Untersuchter Text —
Hilfe für Helfer in Jülich


Jülich (Malteser) – Um belastende Einsatzerlebnisse zu verarbeiten, anstatt sie nur zu verdrängen, haben die Malteser in Jülich eine Stelle zur Psychosozialen Unterstützung eingerichtet.

Als PSU-Ansprechpartner steht den Maltesern in Jülich und Lin­nich ab sofort Albert Dreyling zur Verfügung. Dreyling ist befähigter ehren­amtlicher Hospizmitarbei­ter, aktiver und im Bereitschaftsdienst tätiger Notfallseelsor­ger und im EKNT (Einsatz­kräfte–Nachsorge-Team) im Kreis Düren tätig. Dreyling ist nicht in die Hie­rarchie der Malteser eingebunden und somit nicht weisungs­gebunden oder  be­richtspflichtig.  Absolute Verschwiegenheit ist oberstes Gebot der PSU-Tätigkeit. Bei besonders schwierigen Einsätzen wird Dreyling auch mit vor Ort sein.

Dreyling stellt seine ehrenamtliche Arbeit bei den Maltesern unter das Motto: Du darfst schwach sein. „Vermeintliche Schwäche ist oft wahre Stärke“, sagte Dreyling bei seinem Amtsantritt.

Datenauszüge —
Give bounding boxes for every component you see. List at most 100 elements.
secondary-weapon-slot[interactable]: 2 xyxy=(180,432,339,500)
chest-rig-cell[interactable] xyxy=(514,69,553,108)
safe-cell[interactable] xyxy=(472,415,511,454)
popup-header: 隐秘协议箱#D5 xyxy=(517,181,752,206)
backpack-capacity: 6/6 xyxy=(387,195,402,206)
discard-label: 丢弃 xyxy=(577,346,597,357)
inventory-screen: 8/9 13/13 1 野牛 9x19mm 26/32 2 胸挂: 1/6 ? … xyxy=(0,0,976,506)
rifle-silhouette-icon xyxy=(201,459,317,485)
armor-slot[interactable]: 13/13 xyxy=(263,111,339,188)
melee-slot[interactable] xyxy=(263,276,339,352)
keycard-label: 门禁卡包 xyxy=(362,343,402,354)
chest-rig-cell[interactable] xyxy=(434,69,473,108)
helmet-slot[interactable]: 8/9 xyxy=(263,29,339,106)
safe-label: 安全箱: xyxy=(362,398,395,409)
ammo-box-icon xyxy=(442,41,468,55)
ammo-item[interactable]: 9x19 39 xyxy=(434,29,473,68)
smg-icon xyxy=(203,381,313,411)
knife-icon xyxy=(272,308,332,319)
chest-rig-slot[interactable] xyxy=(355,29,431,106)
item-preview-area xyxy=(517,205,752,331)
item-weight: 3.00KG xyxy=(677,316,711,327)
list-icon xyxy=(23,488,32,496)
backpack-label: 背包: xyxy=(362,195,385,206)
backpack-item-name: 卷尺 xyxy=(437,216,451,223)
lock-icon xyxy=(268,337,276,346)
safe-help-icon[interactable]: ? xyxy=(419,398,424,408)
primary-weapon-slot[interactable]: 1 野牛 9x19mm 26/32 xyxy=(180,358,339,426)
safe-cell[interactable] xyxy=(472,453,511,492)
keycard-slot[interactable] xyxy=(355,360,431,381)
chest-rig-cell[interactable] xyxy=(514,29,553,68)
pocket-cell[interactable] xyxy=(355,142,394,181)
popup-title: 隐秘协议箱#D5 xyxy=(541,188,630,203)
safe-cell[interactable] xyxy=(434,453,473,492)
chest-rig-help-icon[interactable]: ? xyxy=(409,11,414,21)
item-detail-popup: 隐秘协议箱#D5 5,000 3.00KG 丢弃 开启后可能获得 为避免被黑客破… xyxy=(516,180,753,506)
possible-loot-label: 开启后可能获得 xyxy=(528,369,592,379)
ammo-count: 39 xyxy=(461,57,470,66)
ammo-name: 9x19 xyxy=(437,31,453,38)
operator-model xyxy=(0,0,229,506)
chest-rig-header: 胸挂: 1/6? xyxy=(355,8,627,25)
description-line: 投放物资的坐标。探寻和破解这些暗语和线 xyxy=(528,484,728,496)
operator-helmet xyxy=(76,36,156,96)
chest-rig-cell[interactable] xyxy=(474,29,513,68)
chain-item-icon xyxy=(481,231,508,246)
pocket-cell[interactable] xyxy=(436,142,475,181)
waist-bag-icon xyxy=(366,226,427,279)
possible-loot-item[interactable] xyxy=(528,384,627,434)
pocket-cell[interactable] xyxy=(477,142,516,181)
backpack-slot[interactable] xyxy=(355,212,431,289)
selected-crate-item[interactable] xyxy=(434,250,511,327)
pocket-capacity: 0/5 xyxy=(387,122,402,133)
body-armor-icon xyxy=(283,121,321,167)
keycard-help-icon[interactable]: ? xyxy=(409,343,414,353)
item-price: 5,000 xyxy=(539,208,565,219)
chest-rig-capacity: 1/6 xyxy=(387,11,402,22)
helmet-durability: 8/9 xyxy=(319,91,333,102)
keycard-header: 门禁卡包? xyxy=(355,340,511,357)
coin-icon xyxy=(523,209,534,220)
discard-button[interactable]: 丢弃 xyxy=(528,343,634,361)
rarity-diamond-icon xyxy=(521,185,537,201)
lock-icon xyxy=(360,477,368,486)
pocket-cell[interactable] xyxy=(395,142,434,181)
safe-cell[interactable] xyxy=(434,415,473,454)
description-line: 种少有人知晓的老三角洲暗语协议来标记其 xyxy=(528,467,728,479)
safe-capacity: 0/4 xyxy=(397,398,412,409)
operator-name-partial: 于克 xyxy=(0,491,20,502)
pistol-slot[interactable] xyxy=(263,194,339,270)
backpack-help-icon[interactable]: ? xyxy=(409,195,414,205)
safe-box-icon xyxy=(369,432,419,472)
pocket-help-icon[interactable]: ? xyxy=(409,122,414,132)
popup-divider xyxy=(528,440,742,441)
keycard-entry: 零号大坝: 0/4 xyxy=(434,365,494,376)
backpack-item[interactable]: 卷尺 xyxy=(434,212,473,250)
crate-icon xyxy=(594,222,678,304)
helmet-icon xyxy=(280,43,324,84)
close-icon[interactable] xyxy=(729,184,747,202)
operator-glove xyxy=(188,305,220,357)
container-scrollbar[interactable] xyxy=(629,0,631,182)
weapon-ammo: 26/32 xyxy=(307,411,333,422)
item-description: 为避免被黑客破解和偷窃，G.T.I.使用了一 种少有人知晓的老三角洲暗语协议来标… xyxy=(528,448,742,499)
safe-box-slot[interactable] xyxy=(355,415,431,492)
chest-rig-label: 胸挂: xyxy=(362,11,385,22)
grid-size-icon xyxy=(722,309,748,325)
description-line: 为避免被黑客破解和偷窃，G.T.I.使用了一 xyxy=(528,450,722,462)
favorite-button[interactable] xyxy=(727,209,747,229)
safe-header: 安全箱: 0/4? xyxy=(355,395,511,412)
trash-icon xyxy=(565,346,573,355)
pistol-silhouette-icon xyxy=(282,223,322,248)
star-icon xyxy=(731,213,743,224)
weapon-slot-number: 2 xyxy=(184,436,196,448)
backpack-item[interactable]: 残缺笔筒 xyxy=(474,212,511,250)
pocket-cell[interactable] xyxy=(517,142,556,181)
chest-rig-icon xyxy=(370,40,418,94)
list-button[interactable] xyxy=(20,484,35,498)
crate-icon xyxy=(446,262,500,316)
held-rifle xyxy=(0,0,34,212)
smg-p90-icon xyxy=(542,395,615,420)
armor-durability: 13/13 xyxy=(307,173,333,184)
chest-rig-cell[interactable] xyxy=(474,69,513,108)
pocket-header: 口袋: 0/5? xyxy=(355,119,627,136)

Ihre Aufgaben —
1. Wer steht laut dem Bericht über die Hilfe für Helfer in Jülich den Maltesern in Jülich und Linnich als PSU-Ansprechpartner zur Verfügung?
2. Bearbeiten Sie im Bericht über die Hilfe für Helfer in Jülich den Abschnitt von „Hilfe für Helfer“ bis „Psychosozialen Unterstützung eingerichtet.“. Geben Sie ihn erneut wieder und ersetzen Sie dabei „Stelle“ durch „Anlaufstelle“.

Musterlösungen —
1. Albert Dreyling.

2.
Hilfe für Helfer in Jülich


Jülich (Malteser) – Um belastende Einsatzerlebnisse zu verarbeiten, anstatt sie nur zu verdrängen, haben die Malteser in Jülich eine Anlaufstelle zur Psychosozialen Unterstützung eingerichtet.